AVAILABLE RECORDS

==========

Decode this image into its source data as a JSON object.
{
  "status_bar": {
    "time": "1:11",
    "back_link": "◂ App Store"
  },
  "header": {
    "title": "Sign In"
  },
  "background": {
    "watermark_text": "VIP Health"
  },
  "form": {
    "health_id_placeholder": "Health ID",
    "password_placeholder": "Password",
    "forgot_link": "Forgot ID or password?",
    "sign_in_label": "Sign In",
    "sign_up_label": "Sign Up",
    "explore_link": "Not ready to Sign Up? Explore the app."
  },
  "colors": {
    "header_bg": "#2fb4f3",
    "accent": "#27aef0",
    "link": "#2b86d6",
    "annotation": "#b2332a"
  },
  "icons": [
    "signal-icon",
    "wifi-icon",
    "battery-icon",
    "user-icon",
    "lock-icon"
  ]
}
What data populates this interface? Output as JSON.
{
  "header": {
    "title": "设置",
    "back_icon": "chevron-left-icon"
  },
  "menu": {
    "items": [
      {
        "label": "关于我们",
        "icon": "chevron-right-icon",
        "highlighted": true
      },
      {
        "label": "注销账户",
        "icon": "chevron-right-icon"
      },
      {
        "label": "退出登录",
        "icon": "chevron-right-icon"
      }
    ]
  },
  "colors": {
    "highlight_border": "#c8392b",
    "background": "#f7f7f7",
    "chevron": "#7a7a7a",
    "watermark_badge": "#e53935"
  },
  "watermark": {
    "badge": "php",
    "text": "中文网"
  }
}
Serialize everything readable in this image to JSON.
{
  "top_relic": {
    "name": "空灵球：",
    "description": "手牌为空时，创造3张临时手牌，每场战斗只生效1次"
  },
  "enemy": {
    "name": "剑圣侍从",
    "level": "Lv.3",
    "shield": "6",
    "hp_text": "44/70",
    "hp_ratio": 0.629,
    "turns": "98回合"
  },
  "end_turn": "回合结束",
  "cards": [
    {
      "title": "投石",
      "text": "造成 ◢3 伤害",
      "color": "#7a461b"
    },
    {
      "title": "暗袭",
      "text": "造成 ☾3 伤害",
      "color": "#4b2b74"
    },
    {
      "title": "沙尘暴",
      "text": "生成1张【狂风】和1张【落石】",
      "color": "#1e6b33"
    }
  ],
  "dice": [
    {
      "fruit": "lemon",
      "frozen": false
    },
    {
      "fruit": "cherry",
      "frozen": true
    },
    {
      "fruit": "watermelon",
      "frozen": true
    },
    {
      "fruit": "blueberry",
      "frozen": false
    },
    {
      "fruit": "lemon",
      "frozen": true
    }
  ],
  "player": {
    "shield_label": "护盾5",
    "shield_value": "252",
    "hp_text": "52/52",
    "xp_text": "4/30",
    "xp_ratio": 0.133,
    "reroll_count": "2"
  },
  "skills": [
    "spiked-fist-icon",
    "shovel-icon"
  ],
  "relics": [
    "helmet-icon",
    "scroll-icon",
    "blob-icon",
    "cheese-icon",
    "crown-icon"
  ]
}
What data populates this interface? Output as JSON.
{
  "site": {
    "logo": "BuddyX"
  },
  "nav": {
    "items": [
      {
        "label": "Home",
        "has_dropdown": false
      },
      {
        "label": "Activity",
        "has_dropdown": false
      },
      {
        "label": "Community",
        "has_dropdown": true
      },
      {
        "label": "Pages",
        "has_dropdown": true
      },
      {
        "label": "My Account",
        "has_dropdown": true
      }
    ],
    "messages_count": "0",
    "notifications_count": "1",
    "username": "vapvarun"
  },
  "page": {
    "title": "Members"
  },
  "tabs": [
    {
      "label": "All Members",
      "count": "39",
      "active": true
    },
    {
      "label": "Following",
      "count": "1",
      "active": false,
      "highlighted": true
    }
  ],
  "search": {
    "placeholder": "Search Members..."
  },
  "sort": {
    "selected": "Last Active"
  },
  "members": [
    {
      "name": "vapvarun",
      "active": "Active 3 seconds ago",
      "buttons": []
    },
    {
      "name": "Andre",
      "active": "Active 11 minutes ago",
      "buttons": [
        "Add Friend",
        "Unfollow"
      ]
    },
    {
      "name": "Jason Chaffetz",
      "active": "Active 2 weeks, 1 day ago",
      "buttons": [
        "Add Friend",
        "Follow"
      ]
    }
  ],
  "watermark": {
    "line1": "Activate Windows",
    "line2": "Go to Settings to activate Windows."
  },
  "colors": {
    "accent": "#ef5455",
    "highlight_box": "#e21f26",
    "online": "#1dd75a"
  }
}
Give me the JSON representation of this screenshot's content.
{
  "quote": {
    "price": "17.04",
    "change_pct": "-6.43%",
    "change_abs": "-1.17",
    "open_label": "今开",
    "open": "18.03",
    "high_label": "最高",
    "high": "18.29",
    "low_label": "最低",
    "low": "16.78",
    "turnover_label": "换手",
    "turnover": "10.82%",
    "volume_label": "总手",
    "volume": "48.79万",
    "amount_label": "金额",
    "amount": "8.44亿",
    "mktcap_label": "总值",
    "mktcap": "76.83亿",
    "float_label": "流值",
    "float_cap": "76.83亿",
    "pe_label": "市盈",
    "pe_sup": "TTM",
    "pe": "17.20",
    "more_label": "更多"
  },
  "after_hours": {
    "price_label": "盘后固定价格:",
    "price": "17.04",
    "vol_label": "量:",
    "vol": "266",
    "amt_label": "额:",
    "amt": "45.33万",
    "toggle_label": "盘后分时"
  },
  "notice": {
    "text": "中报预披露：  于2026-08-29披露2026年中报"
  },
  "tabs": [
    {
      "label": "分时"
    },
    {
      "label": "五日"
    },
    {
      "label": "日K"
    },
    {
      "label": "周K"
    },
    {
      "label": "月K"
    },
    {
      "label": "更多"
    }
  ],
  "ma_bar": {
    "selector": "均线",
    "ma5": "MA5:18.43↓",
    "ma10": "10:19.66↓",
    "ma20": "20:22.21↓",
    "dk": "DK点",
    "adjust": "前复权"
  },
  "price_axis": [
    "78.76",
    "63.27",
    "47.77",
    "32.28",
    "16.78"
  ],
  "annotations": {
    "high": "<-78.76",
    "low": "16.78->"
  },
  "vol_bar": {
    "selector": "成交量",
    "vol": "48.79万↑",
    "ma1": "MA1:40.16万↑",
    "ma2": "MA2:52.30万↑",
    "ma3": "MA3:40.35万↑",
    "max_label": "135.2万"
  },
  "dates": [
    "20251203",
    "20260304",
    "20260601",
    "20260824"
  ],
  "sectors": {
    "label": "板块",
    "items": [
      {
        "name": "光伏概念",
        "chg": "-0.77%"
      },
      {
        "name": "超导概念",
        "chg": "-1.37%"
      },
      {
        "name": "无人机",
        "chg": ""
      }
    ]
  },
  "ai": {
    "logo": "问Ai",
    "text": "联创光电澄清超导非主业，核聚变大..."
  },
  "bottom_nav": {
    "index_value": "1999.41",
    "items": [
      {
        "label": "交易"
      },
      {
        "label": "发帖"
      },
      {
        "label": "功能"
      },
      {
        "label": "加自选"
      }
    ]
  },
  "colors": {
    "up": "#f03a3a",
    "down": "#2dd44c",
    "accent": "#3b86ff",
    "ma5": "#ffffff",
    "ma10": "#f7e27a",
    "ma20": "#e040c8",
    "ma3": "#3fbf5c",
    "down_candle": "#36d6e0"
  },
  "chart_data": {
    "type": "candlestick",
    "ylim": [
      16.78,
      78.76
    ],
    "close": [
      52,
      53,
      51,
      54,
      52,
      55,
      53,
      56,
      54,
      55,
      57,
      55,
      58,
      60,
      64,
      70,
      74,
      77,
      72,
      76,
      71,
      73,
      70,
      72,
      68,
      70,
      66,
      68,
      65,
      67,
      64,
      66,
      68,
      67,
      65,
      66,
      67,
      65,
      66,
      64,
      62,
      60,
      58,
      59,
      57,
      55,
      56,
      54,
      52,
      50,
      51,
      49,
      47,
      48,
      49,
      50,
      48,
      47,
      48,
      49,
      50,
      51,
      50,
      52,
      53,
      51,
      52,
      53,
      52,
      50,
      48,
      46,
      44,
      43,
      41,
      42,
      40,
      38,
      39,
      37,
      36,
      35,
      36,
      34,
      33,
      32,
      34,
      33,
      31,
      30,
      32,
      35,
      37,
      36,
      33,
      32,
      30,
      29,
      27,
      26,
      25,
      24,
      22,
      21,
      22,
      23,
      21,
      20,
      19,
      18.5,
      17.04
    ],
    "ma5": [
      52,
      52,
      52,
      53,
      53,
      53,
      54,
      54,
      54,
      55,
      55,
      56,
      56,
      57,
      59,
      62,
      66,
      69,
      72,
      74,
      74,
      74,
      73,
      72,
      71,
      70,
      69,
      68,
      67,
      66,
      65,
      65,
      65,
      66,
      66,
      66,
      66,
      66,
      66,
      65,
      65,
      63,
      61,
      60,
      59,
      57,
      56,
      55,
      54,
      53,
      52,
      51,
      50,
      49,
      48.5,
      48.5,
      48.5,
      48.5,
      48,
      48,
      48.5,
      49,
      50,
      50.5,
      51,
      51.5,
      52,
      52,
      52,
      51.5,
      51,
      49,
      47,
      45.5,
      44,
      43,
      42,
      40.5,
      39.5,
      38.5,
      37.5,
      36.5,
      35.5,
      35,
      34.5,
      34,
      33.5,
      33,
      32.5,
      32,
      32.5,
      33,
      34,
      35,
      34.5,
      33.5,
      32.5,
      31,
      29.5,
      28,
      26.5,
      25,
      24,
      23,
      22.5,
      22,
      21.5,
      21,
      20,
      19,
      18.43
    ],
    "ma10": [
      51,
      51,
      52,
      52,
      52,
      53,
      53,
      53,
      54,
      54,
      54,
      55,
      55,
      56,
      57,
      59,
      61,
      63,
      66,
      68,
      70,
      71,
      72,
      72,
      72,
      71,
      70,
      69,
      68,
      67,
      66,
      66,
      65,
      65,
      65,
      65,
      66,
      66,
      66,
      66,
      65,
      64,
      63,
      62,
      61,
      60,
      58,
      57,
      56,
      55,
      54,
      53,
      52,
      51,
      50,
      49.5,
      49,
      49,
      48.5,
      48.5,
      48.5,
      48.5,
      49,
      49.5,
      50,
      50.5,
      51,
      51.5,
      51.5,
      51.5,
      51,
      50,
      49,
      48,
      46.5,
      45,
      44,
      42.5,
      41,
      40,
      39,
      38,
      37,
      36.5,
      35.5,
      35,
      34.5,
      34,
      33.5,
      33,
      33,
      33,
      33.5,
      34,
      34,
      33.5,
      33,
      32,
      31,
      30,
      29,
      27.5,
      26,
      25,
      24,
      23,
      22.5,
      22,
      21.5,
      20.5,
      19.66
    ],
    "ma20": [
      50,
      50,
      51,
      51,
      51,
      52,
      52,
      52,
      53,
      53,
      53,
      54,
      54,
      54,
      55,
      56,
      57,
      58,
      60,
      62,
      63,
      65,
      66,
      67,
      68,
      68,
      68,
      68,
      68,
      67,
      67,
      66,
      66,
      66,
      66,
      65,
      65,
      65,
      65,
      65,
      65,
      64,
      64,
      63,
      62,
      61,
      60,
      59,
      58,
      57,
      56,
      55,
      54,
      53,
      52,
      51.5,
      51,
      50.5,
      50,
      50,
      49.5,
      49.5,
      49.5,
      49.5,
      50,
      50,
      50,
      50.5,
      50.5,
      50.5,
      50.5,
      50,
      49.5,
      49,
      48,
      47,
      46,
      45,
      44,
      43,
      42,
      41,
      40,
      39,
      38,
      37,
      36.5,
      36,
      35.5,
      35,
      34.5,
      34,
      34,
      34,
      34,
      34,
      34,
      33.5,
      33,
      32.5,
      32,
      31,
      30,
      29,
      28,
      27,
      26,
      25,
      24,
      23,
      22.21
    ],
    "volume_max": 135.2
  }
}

==========

EXERCISE GOAL
Go through the records and pull out each line that includes the word "Windows".

PROBLEM SOLUTION
    "line1": "Activate Windows",
    "line2": "Go to Settings to activate Windows."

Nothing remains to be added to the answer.